*TASK OBJECTIVE*:
Identify and pull out each line of the entries in which "caminhos" occurs.
===============
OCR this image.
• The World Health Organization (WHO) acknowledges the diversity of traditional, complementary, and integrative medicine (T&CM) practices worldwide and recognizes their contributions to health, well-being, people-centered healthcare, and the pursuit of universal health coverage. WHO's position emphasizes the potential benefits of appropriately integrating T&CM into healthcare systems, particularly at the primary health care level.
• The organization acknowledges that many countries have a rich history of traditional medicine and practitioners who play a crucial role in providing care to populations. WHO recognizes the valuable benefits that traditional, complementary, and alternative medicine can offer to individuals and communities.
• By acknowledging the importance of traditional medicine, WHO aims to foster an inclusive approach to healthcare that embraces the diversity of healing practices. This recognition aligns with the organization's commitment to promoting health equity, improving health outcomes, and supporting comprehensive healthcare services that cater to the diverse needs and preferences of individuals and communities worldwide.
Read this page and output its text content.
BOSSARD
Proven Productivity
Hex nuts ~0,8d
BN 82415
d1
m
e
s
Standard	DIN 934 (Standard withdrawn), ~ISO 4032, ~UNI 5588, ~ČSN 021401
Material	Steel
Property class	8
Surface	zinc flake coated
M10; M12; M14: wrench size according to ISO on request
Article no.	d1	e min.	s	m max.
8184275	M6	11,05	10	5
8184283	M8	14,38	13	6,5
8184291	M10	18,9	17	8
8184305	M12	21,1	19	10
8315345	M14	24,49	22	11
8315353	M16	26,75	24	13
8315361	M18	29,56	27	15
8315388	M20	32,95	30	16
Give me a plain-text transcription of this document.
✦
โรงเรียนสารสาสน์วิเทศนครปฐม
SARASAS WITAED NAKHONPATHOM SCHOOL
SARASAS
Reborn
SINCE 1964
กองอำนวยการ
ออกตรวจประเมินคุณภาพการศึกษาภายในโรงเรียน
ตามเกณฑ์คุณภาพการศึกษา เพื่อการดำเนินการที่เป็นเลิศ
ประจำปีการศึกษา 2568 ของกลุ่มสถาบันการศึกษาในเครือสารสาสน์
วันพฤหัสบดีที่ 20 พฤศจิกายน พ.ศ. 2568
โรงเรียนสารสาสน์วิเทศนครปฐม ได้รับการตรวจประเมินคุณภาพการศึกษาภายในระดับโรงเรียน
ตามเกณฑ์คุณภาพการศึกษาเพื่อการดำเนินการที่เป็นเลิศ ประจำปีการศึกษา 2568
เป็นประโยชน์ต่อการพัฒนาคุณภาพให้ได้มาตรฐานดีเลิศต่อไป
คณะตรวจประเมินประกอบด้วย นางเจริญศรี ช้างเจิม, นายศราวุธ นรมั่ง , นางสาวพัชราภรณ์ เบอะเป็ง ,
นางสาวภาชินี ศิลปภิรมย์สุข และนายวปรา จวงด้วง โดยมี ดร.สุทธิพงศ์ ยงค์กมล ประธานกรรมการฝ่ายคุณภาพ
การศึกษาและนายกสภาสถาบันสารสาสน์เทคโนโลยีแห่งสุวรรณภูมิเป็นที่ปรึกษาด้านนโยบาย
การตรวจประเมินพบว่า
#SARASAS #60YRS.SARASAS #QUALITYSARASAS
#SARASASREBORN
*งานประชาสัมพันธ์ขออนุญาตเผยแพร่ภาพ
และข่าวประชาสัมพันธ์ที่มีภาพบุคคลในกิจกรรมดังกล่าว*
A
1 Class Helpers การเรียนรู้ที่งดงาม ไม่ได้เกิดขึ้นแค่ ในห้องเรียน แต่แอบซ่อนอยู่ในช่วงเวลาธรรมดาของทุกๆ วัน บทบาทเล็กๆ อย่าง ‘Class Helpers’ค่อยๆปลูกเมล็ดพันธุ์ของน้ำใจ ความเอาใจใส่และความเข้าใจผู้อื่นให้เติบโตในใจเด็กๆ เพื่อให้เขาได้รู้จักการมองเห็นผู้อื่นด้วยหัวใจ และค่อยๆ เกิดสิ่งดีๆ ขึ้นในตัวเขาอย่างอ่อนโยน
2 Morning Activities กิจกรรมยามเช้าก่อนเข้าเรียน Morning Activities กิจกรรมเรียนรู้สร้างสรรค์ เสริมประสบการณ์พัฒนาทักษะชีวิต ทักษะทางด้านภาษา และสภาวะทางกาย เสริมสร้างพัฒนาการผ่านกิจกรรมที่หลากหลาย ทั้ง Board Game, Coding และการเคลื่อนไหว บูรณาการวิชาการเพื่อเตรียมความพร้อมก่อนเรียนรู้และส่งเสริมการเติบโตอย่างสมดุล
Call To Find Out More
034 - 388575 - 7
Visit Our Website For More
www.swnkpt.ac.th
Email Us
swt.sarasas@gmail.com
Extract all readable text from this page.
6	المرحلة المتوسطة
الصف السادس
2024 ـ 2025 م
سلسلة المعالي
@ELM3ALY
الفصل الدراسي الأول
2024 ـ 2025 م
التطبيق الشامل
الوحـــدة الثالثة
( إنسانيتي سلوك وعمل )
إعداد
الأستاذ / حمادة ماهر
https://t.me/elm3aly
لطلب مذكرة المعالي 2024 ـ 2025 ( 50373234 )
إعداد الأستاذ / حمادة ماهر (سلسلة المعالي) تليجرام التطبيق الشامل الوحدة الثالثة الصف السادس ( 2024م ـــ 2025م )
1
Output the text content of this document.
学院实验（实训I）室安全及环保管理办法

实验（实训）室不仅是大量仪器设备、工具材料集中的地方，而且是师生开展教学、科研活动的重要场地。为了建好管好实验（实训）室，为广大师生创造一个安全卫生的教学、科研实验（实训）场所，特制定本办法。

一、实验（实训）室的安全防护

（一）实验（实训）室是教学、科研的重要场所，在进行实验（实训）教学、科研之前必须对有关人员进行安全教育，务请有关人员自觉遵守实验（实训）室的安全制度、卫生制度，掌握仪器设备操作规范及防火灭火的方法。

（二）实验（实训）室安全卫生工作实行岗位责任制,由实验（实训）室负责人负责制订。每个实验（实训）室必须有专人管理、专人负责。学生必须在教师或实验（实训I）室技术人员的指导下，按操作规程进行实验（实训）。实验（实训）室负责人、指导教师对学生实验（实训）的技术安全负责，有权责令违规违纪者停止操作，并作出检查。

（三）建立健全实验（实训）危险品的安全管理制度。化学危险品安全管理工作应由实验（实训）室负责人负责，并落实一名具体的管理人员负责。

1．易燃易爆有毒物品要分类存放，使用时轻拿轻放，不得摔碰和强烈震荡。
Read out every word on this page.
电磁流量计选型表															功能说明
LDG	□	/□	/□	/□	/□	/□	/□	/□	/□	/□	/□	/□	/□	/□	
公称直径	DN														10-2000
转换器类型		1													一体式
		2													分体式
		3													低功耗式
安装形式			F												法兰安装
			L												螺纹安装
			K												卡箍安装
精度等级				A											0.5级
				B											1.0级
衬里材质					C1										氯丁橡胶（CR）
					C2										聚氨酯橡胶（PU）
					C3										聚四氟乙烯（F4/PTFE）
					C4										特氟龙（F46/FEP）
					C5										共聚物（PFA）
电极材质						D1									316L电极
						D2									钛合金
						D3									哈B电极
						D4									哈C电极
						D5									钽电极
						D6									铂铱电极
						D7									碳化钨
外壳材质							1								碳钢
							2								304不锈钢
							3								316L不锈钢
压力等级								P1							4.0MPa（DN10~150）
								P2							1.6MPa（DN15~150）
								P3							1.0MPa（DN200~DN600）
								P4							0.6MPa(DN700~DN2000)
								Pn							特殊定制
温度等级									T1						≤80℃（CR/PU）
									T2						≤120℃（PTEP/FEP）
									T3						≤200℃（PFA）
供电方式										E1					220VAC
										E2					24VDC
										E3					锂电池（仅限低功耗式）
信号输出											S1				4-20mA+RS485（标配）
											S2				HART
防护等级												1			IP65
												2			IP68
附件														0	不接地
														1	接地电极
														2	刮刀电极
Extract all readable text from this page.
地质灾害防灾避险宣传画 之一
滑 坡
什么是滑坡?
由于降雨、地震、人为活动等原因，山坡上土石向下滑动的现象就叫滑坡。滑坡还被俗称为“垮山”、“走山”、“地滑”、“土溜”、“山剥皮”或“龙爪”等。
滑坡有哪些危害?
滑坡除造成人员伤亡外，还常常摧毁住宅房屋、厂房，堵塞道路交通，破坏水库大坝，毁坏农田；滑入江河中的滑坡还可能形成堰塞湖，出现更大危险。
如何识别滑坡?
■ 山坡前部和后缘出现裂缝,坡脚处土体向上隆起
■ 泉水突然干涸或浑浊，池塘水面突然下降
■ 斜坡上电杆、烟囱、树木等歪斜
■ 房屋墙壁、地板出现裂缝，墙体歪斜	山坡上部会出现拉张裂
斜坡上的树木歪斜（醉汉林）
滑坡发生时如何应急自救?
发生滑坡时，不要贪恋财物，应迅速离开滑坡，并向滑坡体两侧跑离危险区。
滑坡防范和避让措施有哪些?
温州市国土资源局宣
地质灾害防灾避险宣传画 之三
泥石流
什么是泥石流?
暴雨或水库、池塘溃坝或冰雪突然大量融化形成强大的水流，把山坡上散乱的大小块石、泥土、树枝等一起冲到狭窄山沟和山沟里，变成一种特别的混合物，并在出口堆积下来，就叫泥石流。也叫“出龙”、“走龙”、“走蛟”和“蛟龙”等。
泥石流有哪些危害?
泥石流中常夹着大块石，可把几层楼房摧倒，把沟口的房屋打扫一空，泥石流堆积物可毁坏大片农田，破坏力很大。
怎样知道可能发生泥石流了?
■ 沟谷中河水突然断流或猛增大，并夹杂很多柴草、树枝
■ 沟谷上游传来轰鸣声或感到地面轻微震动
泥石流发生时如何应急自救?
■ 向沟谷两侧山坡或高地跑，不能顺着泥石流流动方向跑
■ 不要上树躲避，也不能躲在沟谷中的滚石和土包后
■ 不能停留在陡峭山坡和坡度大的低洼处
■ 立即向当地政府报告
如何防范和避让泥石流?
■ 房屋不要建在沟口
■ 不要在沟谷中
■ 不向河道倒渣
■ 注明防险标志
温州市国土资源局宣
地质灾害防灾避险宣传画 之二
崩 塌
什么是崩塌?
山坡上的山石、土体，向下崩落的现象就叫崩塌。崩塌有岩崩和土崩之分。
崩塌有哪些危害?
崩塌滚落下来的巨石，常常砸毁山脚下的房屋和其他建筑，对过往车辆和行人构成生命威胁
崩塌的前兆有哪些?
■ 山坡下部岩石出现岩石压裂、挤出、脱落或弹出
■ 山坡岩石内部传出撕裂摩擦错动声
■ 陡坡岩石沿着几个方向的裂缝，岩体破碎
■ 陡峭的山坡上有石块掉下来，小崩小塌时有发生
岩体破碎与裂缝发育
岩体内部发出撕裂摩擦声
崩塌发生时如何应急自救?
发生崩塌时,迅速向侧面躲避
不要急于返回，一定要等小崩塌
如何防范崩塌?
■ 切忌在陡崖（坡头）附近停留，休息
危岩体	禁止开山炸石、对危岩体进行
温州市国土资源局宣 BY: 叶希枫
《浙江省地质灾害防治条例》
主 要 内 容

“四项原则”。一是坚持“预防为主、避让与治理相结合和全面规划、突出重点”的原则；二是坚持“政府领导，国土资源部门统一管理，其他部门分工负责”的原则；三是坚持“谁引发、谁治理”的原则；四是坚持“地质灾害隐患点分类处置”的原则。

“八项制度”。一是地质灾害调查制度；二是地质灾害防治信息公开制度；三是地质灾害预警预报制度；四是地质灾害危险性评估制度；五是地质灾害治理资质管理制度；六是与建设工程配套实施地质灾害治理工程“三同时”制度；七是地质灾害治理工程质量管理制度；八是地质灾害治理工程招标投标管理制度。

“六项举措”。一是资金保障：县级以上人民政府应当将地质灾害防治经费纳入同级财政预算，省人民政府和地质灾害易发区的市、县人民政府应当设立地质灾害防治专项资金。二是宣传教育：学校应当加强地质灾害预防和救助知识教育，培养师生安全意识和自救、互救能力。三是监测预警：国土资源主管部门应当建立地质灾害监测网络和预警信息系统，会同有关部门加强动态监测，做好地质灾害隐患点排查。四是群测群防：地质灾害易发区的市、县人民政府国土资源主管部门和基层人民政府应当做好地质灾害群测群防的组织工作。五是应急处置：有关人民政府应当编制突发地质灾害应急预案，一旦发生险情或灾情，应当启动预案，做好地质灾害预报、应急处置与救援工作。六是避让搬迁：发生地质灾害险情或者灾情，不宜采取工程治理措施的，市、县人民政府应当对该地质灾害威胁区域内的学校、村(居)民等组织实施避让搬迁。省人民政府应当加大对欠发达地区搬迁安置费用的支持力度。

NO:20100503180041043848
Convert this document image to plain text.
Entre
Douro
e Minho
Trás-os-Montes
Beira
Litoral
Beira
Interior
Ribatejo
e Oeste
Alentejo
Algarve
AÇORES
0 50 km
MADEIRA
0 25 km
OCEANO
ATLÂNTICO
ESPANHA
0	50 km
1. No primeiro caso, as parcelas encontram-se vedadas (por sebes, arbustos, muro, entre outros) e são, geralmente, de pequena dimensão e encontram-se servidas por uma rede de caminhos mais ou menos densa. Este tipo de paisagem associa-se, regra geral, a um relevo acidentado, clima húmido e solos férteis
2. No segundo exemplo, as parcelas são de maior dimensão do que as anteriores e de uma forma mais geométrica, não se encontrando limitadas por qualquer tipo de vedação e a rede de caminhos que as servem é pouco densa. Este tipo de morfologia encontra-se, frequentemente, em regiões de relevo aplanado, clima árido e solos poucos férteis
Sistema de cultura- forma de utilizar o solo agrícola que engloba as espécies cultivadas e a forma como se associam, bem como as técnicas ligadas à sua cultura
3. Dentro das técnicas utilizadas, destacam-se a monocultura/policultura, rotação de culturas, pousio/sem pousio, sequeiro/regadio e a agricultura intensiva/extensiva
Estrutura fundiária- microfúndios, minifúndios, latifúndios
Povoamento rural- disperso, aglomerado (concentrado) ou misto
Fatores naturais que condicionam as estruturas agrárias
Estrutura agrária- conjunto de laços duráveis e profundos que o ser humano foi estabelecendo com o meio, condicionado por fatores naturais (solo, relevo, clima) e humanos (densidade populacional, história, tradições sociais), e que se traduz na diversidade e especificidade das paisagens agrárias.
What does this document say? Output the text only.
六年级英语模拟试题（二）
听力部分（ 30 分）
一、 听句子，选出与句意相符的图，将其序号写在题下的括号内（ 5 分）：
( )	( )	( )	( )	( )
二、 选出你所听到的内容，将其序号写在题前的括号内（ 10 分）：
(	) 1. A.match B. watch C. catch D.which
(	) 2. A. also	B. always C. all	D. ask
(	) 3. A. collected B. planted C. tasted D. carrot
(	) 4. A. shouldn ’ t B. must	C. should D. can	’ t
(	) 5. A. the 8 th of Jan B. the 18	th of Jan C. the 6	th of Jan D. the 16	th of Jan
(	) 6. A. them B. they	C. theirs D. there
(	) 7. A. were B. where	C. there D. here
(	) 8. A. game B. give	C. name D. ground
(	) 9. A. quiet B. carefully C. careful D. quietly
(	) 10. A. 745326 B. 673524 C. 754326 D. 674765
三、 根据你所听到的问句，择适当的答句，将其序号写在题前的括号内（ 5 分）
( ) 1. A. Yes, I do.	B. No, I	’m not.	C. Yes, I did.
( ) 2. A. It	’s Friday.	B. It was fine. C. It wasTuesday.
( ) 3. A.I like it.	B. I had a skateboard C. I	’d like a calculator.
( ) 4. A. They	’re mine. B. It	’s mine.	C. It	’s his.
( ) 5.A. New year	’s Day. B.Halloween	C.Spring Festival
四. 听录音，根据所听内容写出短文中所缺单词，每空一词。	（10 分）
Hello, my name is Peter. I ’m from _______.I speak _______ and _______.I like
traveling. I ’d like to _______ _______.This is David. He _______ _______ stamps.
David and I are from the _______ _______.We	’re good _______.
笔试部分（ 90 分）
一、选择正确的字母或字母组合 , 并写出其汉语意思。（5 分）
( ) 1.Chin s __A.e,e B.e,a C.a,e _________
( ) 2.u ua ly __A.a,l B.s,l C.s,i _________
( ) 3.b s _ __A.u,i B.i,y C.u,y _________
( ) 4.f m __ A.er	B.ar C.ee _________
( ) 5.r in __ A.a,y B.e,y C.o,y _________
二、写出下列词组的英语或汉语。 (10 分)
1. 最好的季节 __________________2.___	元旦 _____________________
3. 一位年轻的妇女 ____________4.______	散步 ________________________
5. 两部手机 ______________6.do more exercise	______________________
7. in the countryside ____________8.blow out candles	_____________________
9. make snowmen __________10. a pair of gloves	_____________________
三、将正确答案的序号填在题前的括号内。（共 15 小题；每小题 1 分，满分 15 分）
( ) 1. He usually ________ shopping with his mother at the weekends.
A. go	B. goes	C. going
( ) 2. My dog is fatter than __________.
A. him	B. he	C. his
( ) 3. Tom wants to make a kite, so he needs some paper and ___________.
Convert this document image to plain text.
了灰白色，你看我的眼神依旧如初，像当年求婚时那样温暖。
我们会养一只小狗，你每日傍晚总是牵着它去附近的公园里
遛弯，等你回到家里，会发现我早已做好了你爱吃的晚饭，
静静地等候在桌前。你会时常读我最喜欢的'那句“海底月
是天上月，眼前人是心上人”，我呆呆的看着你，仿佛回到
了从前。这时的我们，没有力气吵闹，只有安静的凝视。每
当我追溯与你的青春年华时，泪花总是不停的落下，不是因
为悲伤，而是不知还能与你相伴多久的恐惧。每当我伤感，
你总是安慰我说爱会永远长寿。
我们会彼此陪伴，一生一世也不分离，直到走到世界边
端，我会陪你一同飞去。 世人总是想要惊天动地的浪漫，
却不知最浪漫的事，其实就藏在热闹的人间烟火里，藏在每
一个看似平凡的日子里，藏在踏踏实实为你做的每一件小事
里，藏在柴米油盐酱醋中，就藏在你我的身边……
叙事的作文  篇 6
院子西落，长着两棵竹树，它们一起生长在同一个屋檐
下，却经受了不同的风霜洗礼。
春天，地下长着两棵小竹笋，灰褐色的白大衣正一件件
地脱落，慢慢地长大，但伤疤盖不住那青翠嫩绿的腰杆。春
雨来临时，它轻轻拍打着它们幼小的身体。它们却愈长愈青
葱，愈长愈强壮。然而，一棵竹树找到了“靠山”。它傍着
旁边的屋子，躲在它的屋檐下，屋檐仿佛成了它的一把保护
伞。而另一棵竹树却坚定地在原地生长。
===============
*RESPONSE BELOW*:
1. No primeiro caso, as parcelas encontram-se vedadas (por sebes, arbustos, muro, entre outros) e são, geralmente, de pequena dimensão e encontram-se servidas por uma rede de caminhos mais ou menos densa. Este tipo de paisagem associa-se, regra geral, a um relevo acidentado, clima húmido e solos férteis
2. No segundo exemplo, as parcelas são de maior dimensão do que as anteriores e de uma forma mais geométrica, não se encontrando limitadas por qualquer tipo de vedação e a rede de caminhos que as servem é pouco densa. Este tipo de morfologia encontra-se, frequentemente, em regiões de relevo aplanado, clima árido e solos poucos férteis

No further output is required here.